◆ Directive:
Give the lines of the records from the one containing "United States wages and salaries xyxy=(608,145,617,150)" up to and including the one containing "Text: Source: U.S." as a Markdown table. Use a column n for the row number and a column Line for the line itself, and leave out any blank lines.

◆ Rows:

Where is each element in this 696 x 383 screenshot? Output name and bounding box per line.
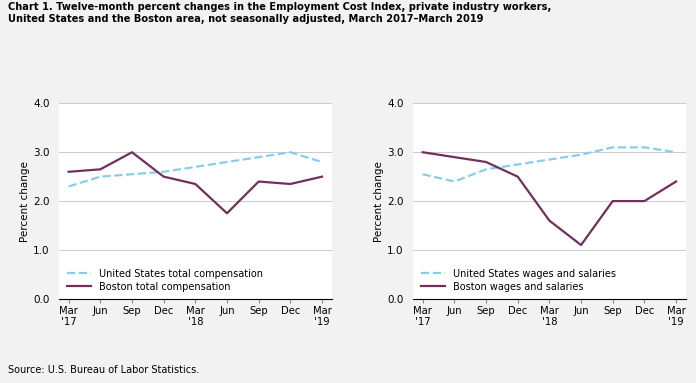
United States wages and salaries xyxy=(608,145,617,150)
Boston wages and salaries xyxy=(514,174,522,179)
Boston wages and salaries xyxy=(545,218,553,223)
Boston wages and salaries xyxy=(577,243,585,247)
Boston wages and salaries xyxy=(672,179,680,184)
Boston total compensation xyxy=(159,174,168,179)
United States total compensation xyxy=(65,184,73,189)
Y-axis label: Percent change: Percent change xyxy=(374,160,384,242)
Line: Boston total compensation: Boston total compensation xyxy=(69,152,322,213)
United States wages and salaries xyxy=(545,157,553,162)
Boston wages and salaries xyxy=(482,160,490,164)
United States total compensation xyxy=(128,172,136,177)
United States wages and salaries xyxy=(514,162,522,167)
Y-axis label: Percent change: Percent change xyxy=(20,160,30,242)
United States wages and salaries xyxy=(450,179,459,184)
Boston total compensation xyxy=(128,150,136,154)
Boston total compensation xyxy=(318,174,326,179)
Text: Source: U.S. Bureau of Labor Statistics.: Source: U.S. Bureau of Labor Statistics. xyxy=(8,365,200,375)
Legend: United States wages and salaries, Boston wages and salaries: United States wages and salaries, Boston… xyxy=(421,269,616,292)
Boston wages and salaries xyxy=(418,150,427,154)
United States wages and salaries xyxy=(418,172,427,177)
United States wages and salaries xyxy=(482,167,490,172)
Boston total compensation xyxy=(191,182,200,186)
Boston total compensation xyxy=(96,167,104,172)
Line: Boston wages and salaries: Boston wages and salaries xyxy=(422,152,676,245)
Boston total compensation xyxy=(65,169,73,174)
Boston total compensation xyxy=(255,179,263,184)
Legend: United States total compensation, Boston total compensation: United States total compensation, Boston… xyxy=(67,269,263,292)
United States wages and salaries xyxy=(640,145,649,150)
Text: Chart 1. Twelve-month percent changes in the Employment Cost Index, private indu: Chart 1. Twelve-month percent changes in… xyxy=(8,2,552,23)
United States total compensation xyxy=(191,165,200,169)
Boston wages and salaries xyxy=(450,155,459,159)
United States total compensation xyxy=(318,160,326,164)
United States wages and salaries xyxy=(577,152,585,157)
Boston total compensation xyxy=(223,211,231,216)
Line: United States wages and salaries: United States wages and salaries xyxy=(422,147,676,182)
Boston wages and salaries xyxy=(608,199,617,203)
Boston total compensation xyxy=(286,182,294,186)
Boston wages and salaries xyxy=(640,199,649,203)
United States total compensation xyxy=(159,169,168,174)
United States total compensation xyxy=(96,174,104,179)
United States total compensation xyxy=(286,150,294,154)
Line: United States total compensation: United States total compensation xyxy=(69,152,322,187)
United States wages and salaries xyxy=(672,150,680,154)
United States total compensation xyxy=(223,160,231,164)
United States total compensation xyxy=(255,155,263,159)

◆ Output for this exercise:
| n | Line |
|---|---|
| 1 | United States wages and salaries xyxy=(608,145,617,150) |
| 2 | Boston wages and salaries xyxy=(514,174,522,179) |
| 3 | Boston wages and salaries xyxy=(545,218,553,223) |
| 4 | Boston wages and salaries xyxy=(577,243,585,247) |
| 5 | Boston wages and salaries xyxy=(672,179,680,184) |
| 6 | Boston total compensation xyxy=(159,174,168,179) |
| 7 | United States total compensation xyxy=(65,184,73,189) |
| 8 | Y-axis label: Percent change: Percent change xyxy=(374,160,384,242) |
| 9 | Line: Boston total compensation: Boston total compensation xyxy=(69,152,322,213) |
| 10 | United States wages and salaries xyxy=(545,157,553,162) |
| 11 | Boston wages and salaries xyxy=(482,160,490,164) |
| 12 | United States total compensation xyxy=(128,172,136,177) |
| 13 | United States wages and salaries xyxy=(514,162,522,167) |
| 14 | Y-axis label: Percent change: Percent change xyxy=(20,160,30,242) |
| 15 | United States wages and salaries xyxy=(450,179,459,184) |
| 16 | Boston total compensation xyxy=(128,150,136,154) |
| 17 | Boston total compensation xyxy=(318,174,326,179) |
| 18 | Text: Source: U.S. Bureau of Labor Statistics.: Source: U.S. Bureau of Labor Statistics. xyxy=(8,365,200,375) |